→ **Stated goal**
Substitute "section-title" for each "section-heading" in the part of the entries that opens with the line containing "section-heading-10: 十、政府采购预算情况说明: [221, 426, 551, 458]" and closes with the line containing "page-content: [164, 132, 914, 1434]". Reproduce only those lines, with nothing else changed.

[START OF Dataset records]

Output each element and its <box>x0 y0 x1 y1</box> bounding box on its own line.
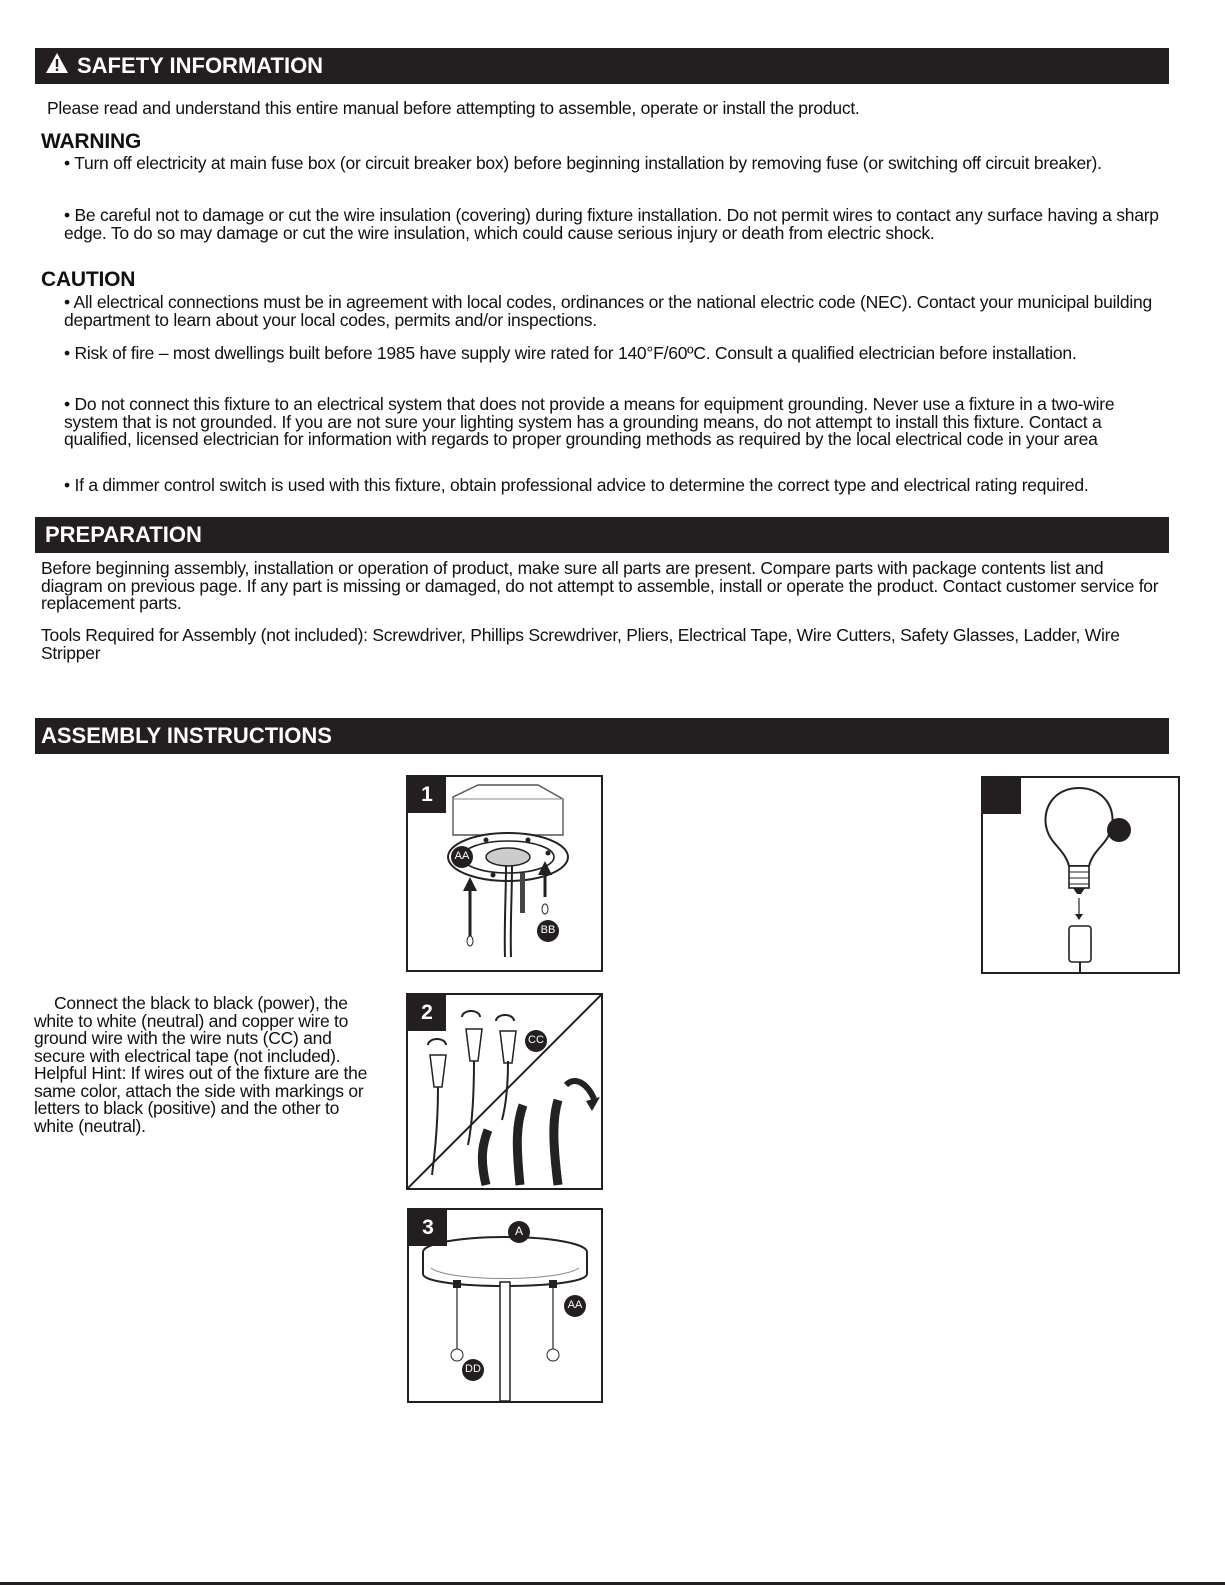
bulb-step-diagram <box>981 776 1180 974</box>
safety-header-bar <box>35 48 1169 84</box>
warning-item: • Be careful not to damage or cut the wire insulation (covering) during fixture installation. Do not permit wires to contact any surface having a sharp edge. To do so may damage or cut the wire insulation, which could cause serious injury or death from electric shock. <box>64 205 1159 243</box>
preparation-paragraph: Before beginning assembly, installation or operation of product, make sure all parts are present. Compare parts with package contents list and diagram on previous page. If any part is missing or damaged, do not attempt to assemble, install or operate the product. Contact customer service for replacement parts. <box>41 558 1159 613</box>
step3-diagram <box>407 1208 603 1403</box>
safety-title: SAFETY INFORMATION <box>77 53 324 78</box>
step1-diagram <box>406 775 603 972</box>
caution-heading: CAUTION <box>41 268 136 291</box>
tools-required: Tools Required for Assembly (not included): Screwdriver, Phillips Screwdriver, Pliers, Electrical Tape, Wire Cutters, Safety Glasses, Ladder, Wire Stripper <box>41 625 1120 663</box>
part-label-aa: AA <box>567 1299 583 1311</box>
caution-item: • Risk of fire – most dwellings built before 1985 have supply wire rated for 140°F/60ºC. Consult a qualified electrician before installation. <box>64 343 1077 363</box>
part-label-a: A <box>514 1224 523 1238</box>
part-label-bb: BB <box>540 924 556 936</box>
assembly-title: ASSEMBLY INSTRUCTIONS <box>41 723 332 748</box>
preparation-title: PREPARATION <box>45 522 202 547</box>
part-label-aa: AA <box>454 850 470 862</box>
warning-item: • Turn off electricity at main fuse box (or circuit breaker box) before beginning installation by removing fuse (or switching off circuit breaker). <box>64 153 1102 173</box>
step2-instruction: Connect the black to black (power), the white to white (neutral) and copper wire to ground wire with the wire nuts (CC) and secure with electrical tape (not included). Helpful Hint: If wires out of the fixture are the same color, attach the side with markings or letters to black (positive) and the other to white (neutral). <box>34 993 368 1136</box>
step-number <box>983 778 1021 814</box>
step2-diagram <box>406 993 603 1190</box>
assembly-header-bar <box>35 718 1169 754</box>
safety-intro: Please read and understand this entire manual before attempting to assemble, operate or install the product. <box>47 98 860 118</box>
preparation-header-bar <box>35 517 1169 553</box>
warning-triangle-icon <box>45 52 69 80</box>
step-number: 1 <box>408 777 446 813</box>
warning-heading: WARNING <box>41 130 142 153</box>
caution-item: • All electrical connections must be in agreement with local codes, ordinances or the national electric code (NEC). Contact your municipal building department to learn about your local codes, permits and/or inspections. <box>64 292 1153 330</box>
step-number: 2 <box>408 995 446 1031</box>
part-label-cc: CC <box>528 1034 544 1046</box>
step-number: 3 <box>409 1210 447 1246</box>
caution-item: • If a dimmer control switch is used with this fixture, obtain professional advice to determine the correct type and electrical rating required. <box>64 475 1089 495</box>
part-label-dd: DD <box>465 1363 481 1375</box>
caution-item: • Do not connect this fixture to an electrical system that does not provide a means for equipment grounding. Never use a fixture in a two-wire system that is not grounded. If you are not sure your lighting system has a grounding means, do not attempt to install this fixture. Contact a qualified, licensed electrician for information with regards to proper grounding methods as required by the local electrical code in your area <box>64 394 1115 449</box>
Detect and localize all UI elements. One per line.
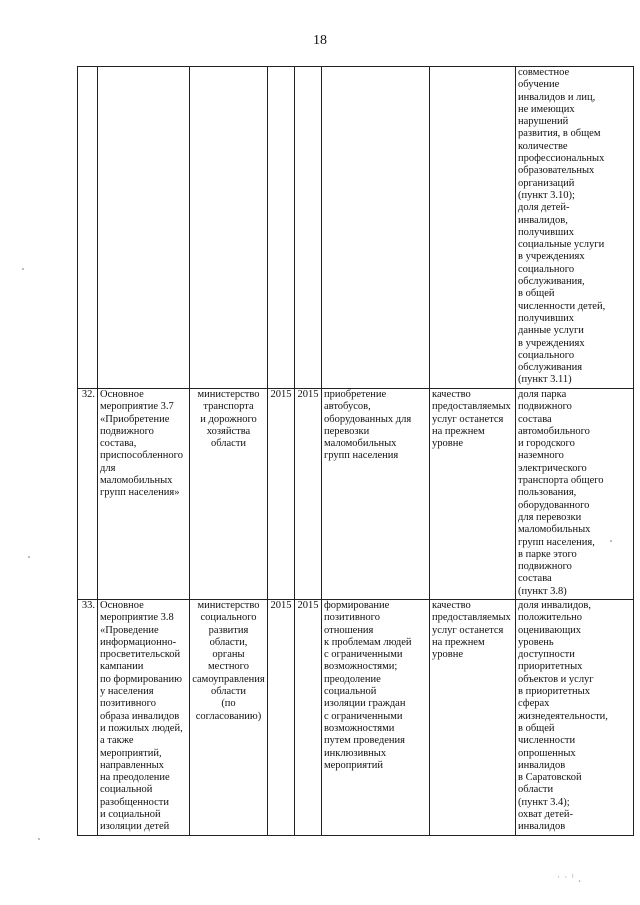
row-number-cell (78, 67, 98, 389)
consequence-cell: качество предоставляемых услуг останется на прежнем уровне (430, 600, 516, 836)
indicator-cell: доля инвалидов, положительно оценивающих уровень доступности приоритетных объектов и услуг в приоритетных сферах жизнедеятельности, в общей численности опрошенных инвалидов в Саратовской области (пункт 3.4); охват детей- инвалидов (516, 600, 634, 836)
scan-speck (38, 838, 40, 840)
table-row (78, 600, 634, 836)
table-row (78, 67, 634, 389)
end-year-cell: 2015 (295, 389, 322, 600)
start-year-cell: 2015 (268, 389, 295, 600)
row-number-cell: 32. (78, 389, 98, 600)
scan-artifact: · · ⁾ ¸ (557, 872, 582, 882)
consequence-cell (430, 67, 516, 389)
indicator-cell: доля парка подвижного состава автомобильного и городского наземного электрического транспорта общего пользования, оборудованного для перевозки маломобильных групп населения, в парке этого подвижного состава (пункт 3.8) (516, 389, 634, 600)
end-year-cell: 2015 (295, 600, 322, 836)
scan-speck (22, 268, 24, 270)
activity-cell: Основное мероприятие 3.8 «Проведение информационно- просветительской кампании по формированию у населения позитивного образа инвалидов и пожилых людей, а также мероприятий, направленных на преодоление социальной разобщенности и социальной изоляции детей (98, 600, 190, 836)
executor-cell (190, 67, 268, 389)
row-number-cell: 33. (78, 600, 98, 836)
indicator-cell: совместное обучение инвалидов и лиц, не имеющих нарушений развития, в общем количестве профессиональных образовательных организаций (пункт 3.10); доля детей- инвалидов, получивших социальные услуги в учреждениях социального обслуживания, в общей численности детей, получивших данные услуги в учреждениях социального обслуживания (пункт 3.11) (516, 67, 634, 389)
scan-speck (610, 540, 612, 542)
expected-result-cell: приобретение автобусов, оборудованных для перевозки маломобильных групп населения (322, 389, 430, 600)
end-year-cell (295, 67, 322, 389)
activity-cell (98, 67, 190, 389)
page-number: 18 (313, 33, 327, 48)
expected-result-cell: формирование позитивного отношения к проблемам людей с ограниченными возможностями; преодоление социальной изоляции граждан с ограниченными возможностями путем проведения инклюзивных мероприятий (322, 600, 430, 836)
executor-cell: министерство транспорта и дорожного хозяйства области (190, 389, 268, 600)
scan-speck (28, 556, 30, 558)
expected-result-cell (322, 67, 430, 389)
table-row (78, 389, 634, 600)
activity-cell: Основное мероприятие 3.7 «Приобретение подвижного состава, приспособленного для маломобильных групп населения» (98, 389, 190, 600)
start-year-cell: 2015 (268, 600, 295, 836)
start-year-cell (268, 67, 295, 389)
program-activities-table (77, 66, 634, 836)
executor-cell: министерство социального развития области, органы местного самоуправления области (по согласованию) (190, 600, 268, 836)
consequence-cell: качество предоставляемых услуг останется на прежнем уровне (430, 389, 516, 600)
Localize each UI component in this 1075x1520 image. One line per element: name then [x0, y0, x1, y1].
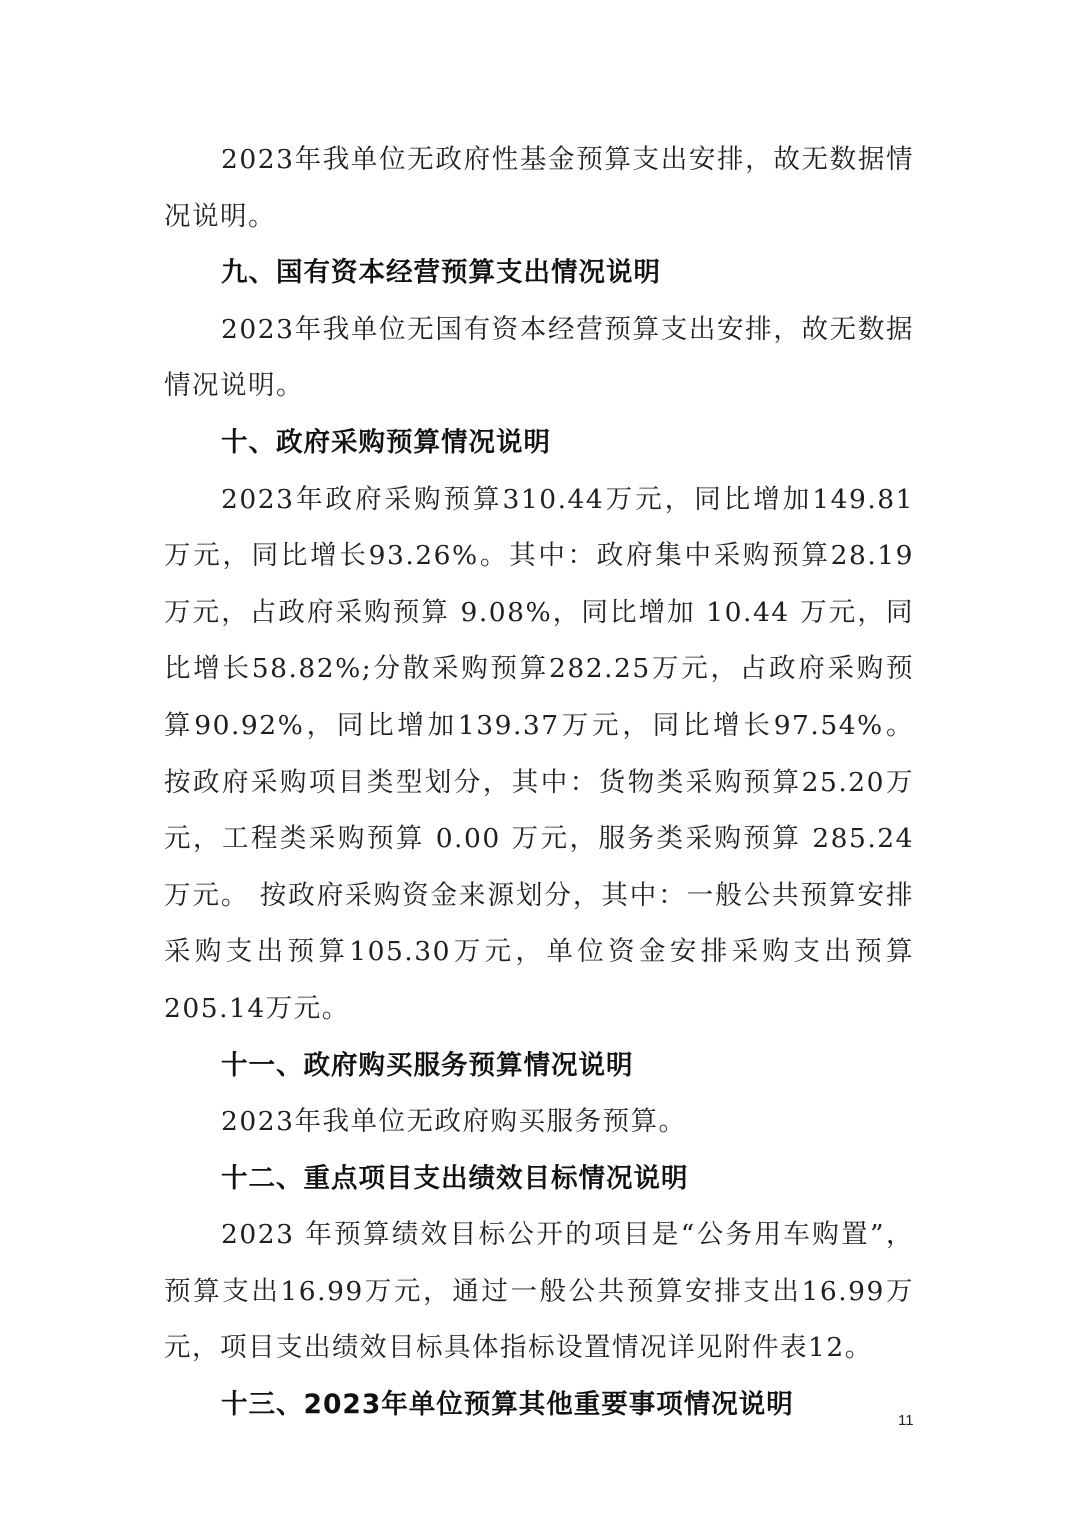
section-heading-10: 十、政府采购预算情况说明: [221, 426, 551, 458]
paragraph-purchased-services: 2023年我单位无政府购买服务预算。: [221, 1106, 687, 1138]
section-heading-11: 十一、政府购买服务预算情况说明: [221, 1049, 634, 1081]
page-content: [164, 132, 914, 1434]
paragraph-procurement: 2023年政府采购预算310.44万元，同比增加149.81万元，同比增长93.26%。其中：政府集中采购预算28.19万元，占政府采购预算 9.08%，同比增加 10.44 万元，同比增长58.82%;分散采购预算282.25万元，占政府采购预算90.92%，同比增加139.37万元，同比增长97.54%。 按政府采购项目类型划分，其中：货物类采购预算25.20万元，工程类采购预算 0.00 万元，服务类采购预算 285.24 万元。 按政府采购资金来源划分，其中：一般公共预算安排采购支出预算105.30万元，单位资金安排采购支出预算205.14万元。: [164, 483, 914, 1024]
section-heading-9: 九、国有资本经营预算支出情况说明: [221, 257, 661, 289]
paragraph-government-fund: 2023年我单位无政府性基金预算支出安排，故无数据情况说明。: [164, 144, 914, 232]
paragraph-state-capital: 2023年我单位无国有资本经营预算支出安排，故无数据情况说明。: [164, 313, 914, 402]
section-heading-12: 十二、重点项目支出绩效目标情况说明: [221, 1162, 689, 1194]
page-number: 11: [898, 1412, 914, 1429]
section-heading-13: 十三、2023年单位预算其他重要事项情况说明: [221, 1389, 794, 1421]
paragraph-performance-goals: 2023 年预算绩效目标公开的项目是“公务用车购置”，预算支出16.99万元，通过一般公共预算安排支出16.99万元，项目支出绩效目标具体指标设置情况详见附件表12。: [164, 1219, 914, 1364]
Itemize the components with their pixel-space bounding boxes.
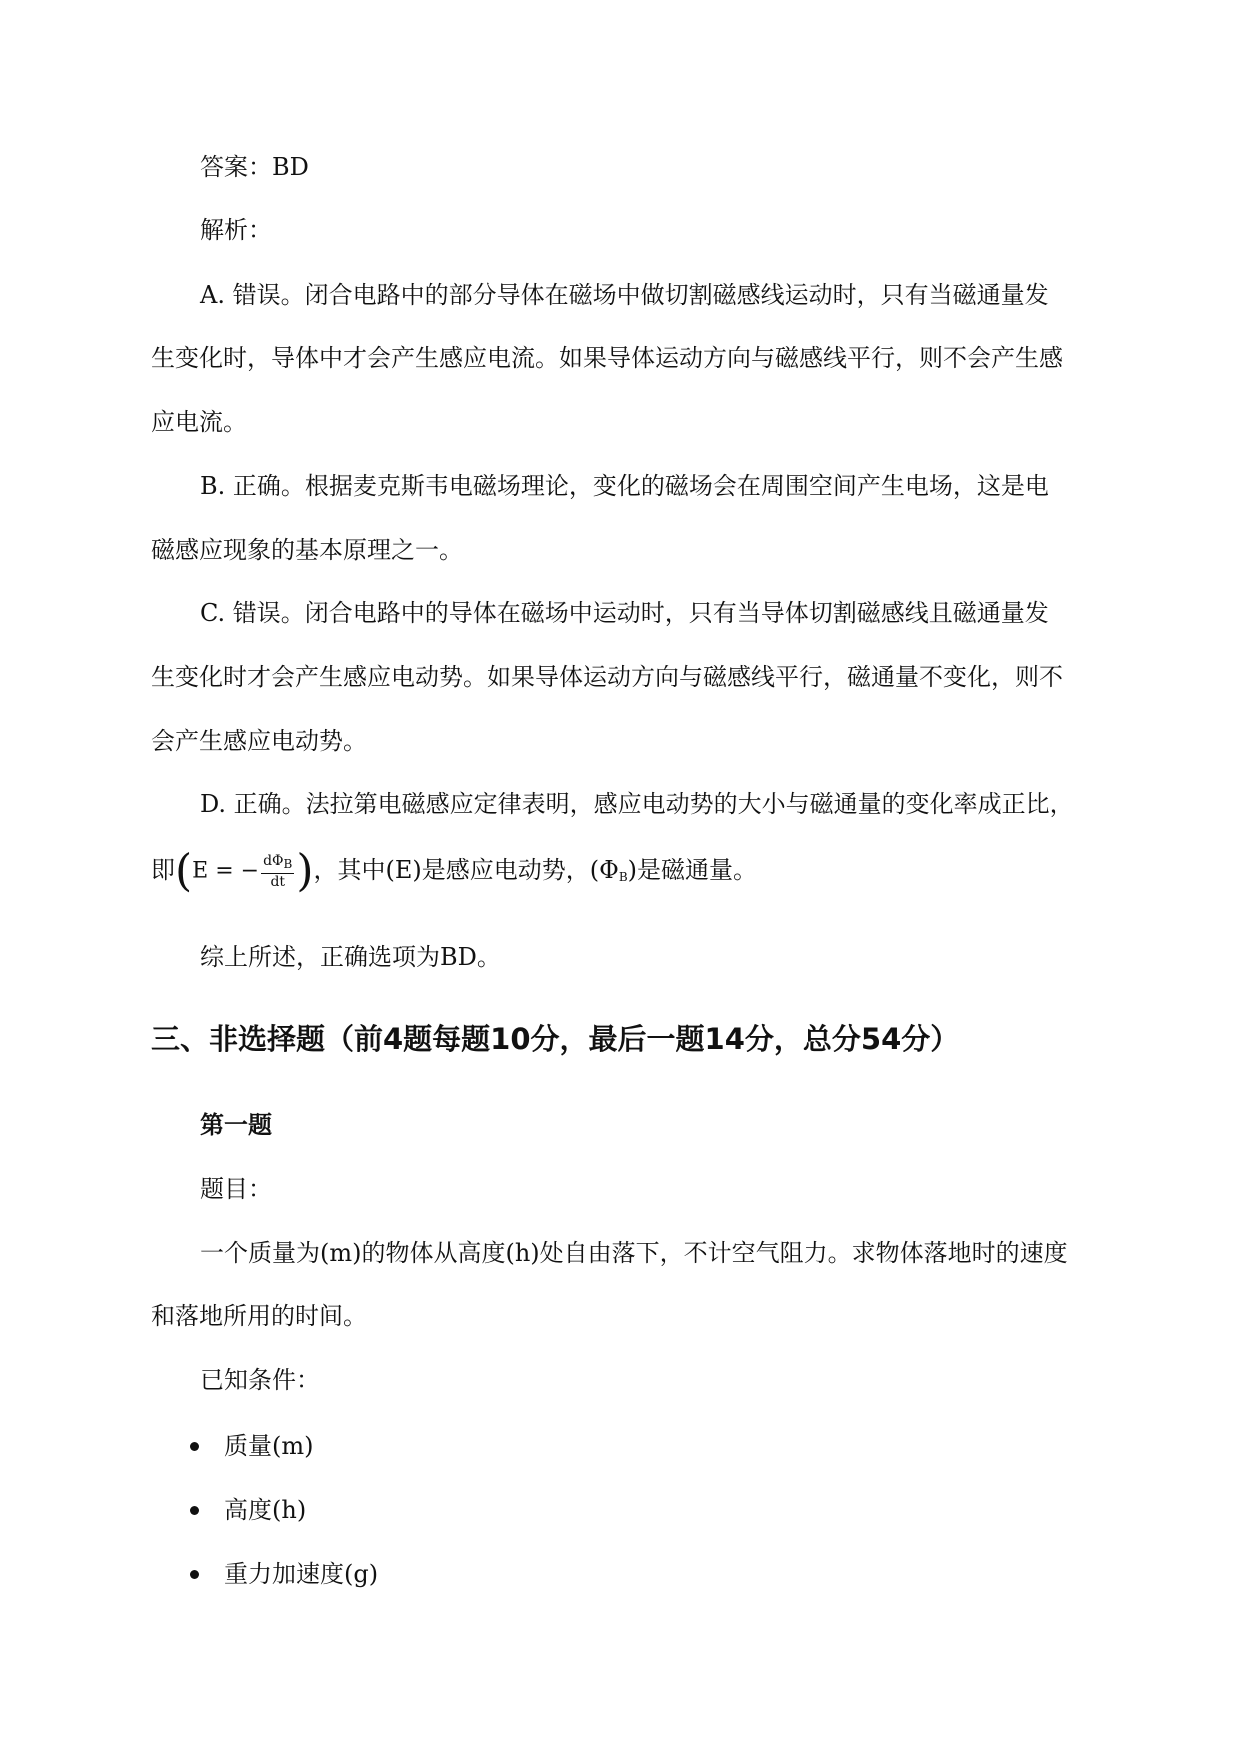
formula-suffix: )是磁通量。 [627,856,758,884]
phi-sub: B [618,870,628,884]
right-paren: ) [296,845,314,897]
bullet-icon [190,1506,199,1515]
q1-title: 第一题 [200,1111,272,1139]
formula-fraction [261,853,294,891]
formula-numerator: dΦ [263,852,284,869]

[END OF Dataset records]

→ **Exercise output**
section-title-10: 十、政府采购预算情况说明: [221, 426, 551, 458]
paragraph-purchased-services: 2023年我单位无政府购买服务预算。: [221, 1106, 687, 1138]
section-title-11: 十一、政府购买服务预算情况说明: [221, 1049, 634, 1081]
page-content: [164, 132, 914, 1434]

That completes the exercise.